Write out every entry exactly as it stands.

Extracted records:
────────────────

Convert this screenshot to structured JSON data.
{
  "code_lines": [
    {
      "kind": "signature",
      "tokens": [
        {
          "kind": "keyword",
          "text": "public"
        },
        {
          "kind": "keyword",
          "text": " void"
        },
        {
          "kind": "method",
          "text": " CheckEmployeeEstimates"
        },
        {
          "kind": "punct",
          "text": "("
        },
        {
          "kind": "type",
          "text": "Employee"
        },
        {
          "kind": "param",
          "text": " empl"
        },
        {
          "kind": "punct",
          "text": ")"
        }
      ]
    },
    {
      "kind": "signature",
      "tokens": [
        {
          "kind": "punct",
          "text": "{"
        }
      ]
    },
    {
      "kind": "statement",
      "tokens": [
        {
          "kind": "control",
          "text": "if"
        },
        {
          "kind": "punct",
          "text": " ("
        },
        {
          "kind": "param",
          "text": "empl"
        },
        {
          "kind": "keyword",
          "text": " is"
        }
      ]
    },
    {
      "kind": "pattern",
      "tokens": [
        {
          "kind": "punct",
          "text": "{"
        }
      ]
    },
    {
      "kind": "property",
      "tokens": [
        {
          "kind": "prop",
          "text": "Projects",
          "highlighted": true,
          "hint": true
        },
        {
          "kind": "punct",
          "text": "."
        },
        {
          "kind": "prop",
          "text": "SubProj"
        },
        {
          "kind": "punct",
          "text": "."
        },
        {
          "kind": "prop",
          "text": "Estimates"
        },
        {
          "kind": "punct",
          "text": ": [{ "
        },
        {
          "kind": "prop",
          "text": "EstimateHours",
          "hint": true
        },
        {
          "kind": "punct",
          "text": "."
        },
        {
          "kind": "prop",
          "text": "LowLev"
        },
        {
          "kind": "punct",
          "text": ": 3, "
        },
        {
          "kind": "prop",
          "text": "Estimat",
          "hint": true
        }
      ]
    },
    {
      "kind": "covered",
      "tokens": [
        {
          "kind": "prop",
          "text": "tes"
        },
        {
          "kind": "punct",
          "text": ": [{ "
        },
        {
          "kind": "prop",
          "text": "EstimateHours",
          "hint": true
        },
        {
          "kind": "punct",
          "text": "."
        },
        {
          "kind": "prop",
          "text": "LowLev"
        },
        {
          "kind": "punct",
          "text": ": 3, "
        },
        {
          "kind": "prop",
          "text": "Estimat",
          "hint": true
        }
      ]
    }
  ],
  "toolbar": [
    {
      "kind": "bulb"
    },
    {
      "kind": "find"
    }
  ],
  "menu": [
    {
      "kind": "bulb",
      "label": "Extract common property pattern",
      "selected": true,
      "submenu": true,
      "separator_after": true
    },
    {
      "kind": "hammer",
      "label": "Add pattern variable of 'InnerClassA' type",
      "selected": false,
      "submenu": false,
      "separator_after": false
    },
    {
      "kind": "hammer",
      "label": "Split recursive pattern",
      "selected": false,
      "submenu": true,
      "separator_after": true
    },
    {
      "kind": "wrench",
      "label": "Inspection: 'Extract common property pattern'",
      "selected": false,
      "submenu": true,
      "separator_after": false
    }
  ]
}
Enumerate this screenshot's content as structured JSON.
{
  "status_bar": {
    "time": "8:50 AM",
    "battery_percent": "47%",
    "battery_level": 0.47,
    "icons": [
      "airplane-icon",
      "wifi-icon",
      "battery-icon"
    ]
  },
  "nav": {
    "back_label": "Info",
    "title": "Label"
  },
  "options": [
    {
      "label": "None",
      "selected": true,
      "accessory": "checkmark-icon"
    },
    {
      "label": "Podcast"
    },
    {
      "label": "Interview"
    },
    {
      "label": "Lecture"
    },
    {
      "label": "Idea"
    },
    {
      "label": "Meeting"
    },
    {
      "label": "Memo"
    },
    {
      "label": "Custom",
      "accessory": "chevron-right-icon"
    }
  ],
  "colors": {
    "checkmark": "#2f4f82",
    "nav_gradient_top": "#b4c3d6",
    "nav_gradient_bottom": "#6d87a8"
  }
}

────────────────

→ **Correct response**
Convert this screenshot to structured JSON data.
{
  "code_lines": [
    {
      "kind": "signature",
      "tokens": [
        {
          "kind": "keyword",
          "text": "public"
        },
        {
          "kind": "keyword",
          "text": " void"
        },
        {
          "kind": "method",
          "text": " CheckEmployeeEstimates"
        },
        {
          "kind": "punct",
          "text": "("
        },
        {
          "kind": "type",
          "text": "Employee"
        },
        {
          "kind": "param",
          "text": " empl"
        },
        {
          "kind": "punct",
          "text": ")"
        }
      ]
    },
    {
      "kind": "signature",
      "tokens": [
        {
          "kind": "punct",
          "text": "{"
        }
      ]
    },
    {
      "kind": "statement",
      "tokens": [
        {
          "kind": "control",
          "text": "if"
        },
        {
          "kind": "punct",
          "text": " ("
        },
        {
          "kind": "param",
          "text": "empl"
        },
        {
          "kind": "keyword",
          "text": " is"
        }
      ]
    },
    {
      "kind": "pattern",
      "tokens": [
        {
          "kind": "punct",
          "text": "{"
        }
      ]
    },
    {
      "kind": "property",
      "tokens": [
        {
          "kind": "prop",
          "text": "Projects",
          "highlighted": true,
          "hint": true
        },
        {
          "kind": "punct",
          "text": "."
        },
        {
          "kind": "prop",
          "text": "SubProj"
        },
        {
          "kind": "punct",
          "text": "."
        },
        {
          "kind": "prop",
          "text": "Estimates"
        },
        {
          "kind": "punct",
          "text": ": [{ "
        },
        {
          "kind": "prop",
          "text": "EstimateHours",
          "hint": true
        },
        {
          "kind": "punct",
          "text": "."
        },
        {
          "kind": "prop",
          "text": "LowLev"
        },
        {
          "kind": "punct",
          "text": ": 3, "
        },
        {
          "kind": "prop",
          "text": "Estimat",
          "hint": true
        }
      ]
    },
    {
      "kind": "covered",
      "tokens": [
        {
          "kind": "prop",
          "text": "tes"
        },
        {
          "kind": "punct",
          "text": ": [{ "
        },
        {
          "kind": "prop",
          "text": "EstimateHours",
          "hint": true
        },
        {
          "kind": "punct",
          "text": "."
        },
        {
          "kind": "prop",
          "text": "LowLev"
        },
        {
          "kind": "punct",
          "text": ": 3, "
        },
        {
          "kind": "prop",
          "text": "Estimat",
          "hint": true
        }
      ]
    }
  ],
  "toolbar": [
    {
      "kind": "bulb"
    },
    {
      "kind": "find"
    }
  ],
  "menu": [
    {
      "kind": "bulb",
      "label": "Extract common property pattern",
      "selected": true,
      "submenu": true,
      "separator_after": true
    },
    {
      "kind": "hammer",
      "label": "Add pattern variable of 'InnerClassA' type",
      "selected": false,
      "submenu": false,
      "separator_after": false
    },
    {
      "kind": "hammer",
      "label": "Split recursive pattern",
      "selected": false,
      "submenu": true,
      "separator_after": true
    },
    {
      "kind": "wrench",
      "label": "Inspection: 'Extract common property pattern'",
      "selected": false,
      "submenu": true,
      "separator_after": false
    }
  ]
}
Enumerate this screenshot's content as structured JSON.
{
  "status_bar": {
    "time": "8:50 AM",
    "battery_percent": "47%",
    "battery_level": 0.47,
    "icons": [
      "airplane-icon",
      "wifi-icon",
      "battery-icon"
    ]
  },
  "nav": {
    "back_label": "Info",
    "title": "Label"
  },
  "options": [
    {
      "label": "None",
      "selected": true,
      "accessory": "checkmark-icon"
    },
    {
      "label": "Podcast"
    },
    {
      "label": "Interview"
    },
    {
      "label": "Lecture"
    },
    {
      "label": "Idea"
    },
    {
      "label": "Meeting"
    },
    {
      "label": "Memo"
    },
    {
      "label": "Custom",
      "accessory": "chevron-right-icon"
    }
  ],
  "colors": {
    "checkmark": "#2f4f82",
    "nav_gradient_top": "#b4c3d6",
    "nav_gradient_bottom": "#6d87a8"
  }
}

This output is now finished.